[What the exercise asks] Reproduce the data exactly.

## begin Task input

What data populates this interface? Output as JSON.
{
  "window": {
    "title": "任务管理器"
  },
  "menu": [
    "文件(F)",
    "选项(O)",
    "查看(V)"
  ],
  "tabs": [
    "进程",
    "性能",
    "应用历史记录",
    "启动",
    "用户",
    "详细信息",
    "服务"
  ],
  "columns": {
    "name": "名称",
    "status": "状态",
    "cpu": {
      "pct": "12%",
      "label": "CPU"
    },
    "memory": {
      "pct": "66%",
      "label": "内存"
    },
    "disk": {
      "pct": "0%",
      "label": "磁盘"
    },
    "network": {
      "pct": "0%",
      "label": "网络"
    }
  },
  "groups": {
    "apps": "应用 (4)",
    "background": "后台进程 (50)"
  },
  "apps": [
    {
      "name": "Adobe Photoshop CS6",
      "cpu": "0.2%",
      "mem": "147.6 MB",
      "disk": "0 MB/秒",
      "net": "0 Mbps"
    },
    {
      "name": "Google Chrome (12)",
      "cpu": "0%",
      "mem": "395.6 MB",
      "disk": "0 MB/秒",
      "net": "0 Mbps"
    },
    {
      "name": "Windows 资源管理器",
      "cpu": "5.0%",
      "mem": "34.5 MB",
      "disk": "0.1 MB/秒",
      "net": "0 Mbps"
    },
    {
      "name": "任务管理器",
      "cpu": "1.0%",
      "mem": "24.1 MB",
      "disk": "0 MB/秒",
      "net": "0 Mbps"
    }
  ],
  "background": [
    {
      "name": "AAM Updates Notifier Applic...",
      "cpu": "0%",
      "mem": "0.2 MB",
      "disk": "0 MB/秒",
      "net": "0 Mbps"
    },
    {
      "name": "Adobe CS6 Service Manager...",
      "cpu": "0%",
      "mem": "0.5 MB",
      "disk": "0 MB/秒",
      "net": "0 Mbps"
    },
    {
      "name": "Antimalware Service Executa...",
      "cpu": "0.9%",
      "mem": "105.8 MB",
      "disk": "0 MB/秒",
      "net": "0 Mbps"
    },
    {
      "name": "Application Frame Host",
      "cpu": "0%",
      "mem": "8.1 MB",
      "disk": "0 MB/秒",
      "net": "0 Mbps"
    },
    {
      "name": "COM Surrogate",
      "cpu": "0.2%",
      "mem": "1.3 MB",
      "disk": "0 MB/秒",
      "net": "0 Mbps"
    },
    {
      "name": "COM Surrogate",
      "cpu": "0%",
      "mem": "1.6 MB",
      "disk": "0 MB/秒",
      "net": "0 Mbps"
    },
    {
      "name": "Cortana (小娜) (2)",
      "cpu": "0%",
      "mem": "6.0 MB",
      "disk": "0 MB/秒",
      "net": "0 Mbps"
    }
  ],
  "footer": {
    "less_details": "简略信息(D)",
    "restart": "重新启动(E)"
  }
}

## end Task input

[Correct result]
What data populates this interface? Output as JSON.
{
  "window": {
    "title": "任务管理器"
  },
  "menu": [
    "文件(F)",
    "选项(O)",
    "查看(V)"
  ],
  "tabs": [
    "进程",
    "性能",
    "应用历史记录",
    "启动",
    "用户",
    "详细信息",
    "服务"
  ],
  "columns": {
    "name": "名称",
    "status": "状态",
    "cpu": {
      "pct": "12%",
      "label": "CPU"
    },
    "memory": {
      "pct": "66%",
      "label": "内存"
    },
    "disk": {
      "pct": "0%",
      "label": "磁盘"
    },
    "network": {
      "pct": "0%",
      "label": "网络"
    }
  },
  "groups": {
    "apps": "应用 (4)",
    "background": "后台进程 (50)"
  },
  "apps": [
    {
      "name": "Adobe Photoshop CS6",
      "cpu": "0.2%",
      "mem": "147.6 MB",
      "disk": "0 MB/秒",
      "net": "0 Mbps"
    },
    {
      "name": "Google Chrome (12)",
      "cpu": "0%",
      "mem": "395.6 MB",
      "disk": "0 MB/秒",
      "net": "0 Mbps"
    },
    {
      "name": "Windows 资源管理器",
      "cpu": "5.0%",
      "mem": "34.5 MB",
      "disk": "0.1 MB/秒",
      "net": "0 Mbps"
    },
    {
      "name": "任务管理器",
      "cpu": "1.0%",
      "mem": "24.1 MB",
      "disk": "0 MB/秒",
      "net": "0 Mbps"
    }
  ],
  "background": [
    {
      "name": "AAM Updates Notifier Applic...",
      "cpu": "0%",
      "mem": "0.2 MB",
      "disk": "0 MB/秒",
      "net": "0 Mbps"
    },
    {
      "name": "Adobe CS6 Service Manager...",
      "cpu": "0%",
      "mem": "0.5 MB",
      "disk": "0 MB/秒",
      "net": "0 Mbps"
    },
    {
      "name": "Antimalware Service Executa...",
      "cpu": "0.9%",
      "mem": "105.8 MB",
      "disk": "0 MB/秒",
      "net": "0 Mbps"
    },
    {
      "name": "Application Frame Host",
      "cpu": "0%",
      "mem": "8.1 MB",
      "disk": "0 MB/秒",
      "net": "0 Mbps"
    },
    {
      "name": "COM Surrogate",
      "cpu": "0.2%",
      "mem": "1.3 MB",
      "disk": "0 MB/秒",
      "net": "0 Mbps"
    },
    {
      "name": "COM Surrogate",
      "cpu": "0%",
      "mem": "1.6 MB",
      "disk": "0 MB/秒",
      "net": "0 Mbps"
    },
    {
      "name": "Cortana (小娜) (2)",
      "cpu": "0%",
      "mem": "6.0 MB",
      "disk": "0 MB/秒",
      "net": "0 Mbps"
    }
  ],
  "footer": {
    "less_details": "简略信息(D)",
    "restart": "重新启动(E)"
  }
}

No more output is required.